> [TASK 1]: List every health condition named in the rainbow diet passage.
> [TASK 2]: Carry on the rainbow diet passage from its last sentence.

+++ EXCERPT TO READ

Have you ever heard of the “rainbow diet?” Attributed to one Dr. Eric Braverman, the “rainbow diet” refers to the eating of fruits and vegetables of a wide array of colors, from red to green to purple, and avoiding “white” foods such as sugars and carbohydrates. These colors of the rainbow are derived from a variety of chemicals called antioxidants.

Antioxidants are so colored because the same chemical property that eats up damaging excess electrons also creates visible colors, and these antioxidants have powerful healing properties that can benefit a multitude of ailments, from chronic joint pain, to heart disease and even cancer. Maintaining a diet of the various antioxidants can go a long way in healing current afflictions and the overall preventive care of your body.

The first of these antioxidants is lycopene. Found in red foods such as tomatoes and watermelons, lycopene is a bright red carotene and carotenoid pigment and phytochemical, and is known to be a defense against prostate cancer and heart disease.

++++++
+++ DATASET EXCERPTS

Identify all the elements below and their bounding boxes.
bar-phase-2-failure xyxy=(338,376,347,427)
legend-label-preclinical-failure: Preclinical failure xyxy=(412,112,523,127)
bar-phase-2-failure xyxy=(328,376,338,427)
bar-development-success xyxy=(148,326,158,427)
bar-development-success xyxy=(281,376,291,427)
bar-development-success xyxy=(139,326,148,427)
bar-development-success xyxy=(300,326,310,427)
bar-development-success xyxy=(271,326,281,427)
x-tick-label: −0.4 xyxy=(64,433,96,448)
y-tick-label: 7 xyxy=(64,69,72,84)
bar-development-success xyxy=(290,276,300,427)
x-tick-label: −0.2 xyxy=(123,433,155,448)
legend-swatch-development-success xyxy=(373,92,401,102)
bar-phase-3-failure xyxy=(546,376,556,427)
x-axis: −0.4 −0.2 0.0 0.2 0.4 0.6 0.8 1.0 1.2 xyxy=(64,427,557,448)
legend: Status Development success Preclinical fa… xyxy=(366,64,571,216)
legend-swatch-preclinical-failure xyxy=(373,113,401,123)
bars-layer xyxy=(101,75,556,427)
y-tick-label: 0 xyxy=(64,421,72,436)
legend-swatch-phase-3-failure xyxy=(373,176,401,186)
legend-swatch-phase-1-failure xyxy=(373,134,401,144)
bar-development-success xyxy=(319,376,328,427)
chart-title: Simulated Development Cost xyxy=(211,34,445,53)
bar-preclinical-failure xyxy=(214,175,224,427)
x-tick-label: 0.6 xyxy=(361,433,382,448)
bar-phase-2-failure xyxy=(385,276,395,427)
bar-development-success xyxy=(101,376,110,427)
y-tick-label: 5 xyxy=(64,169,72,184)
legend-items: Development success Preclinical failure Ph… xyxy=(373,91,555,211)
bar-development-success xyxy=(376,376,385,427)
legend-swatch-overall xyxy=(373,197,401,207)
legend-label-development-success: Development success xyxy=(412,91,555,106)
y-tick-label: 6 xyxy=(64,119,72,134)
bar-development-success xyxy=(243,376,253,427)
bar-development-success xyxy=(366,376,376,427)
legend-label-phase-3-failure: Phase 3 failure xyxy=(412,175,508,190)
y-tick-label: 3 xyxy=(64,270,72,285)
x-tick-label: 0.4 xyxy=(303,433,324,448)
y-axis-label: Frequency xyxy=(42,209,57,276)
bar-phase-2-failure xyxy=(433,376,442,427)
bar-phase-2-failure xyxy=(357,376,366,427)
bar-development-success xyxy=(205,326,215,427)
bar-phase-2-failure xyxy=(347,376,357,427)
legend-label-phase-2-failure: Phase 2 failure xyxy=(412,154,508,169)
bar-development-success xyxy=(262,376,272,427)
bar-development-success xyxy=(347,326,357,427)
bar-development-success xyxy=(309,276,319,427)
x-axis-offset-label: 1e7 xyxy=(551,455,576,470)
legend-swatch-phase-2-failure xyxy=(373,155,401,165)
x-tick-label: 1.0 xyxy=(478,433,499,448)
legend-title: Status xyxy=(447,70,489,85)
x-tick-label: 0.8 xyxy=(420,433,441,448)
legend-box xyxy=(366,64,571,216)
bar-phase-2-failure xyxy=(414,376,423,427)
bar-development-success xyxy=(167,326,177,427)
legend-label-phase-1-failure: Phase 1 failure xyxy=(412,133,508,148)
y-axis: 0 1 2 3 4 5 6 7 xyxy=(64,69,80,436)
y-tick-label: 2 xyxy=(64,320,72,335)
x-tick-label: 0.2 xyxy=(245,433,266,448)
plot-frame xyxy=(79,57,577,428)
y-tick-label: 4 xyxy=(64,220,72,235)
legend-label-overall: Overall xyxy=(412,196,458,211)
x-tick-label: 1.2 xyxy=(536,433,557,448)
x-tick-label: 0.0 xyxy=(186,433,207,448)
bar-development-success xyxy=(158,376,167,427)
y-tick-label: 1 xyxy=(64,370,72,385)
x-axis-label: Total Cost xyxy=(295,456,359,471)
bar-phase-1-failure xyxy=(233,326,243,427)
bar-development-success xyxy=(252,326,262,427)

++++++

> [ANSWER SECTION 1]: Chronic joint pain, heart disease, cancer, prostate cancer

> [ANSWER SECTION 2]:
Another color-coded antioxidant is chlorophyll, a detoxification agent found in leafy green vegetables such as lettuce, spinach, and broccoli. Chlorophyll has been shown to reduce risk to certain types of cancer, and evidence suggests it is involved in the inhibition of lipid peroxidation and protection of mitochondria from oxidative damage induced by various free-radicals and other reactive oxygen species.

Many-colored fruits and vegetables also contain a good amount of Vitamins A, C, E, and glutathione, beta-carotene, Selenium, and alpha lipoic acid, all of which are considered antioxidants. These antioxidants attack what are referred to as “free radicals,” damaging excess electrons that can disrupt stable cells, leading to a series of health problems.

Nature knows best. A diet rich in colorful, natural fruits and vegetables can promote a healthful and satisfying lifestyle. As the commercial says: “Taste the rainbow.” (But don’t eat Skittles.)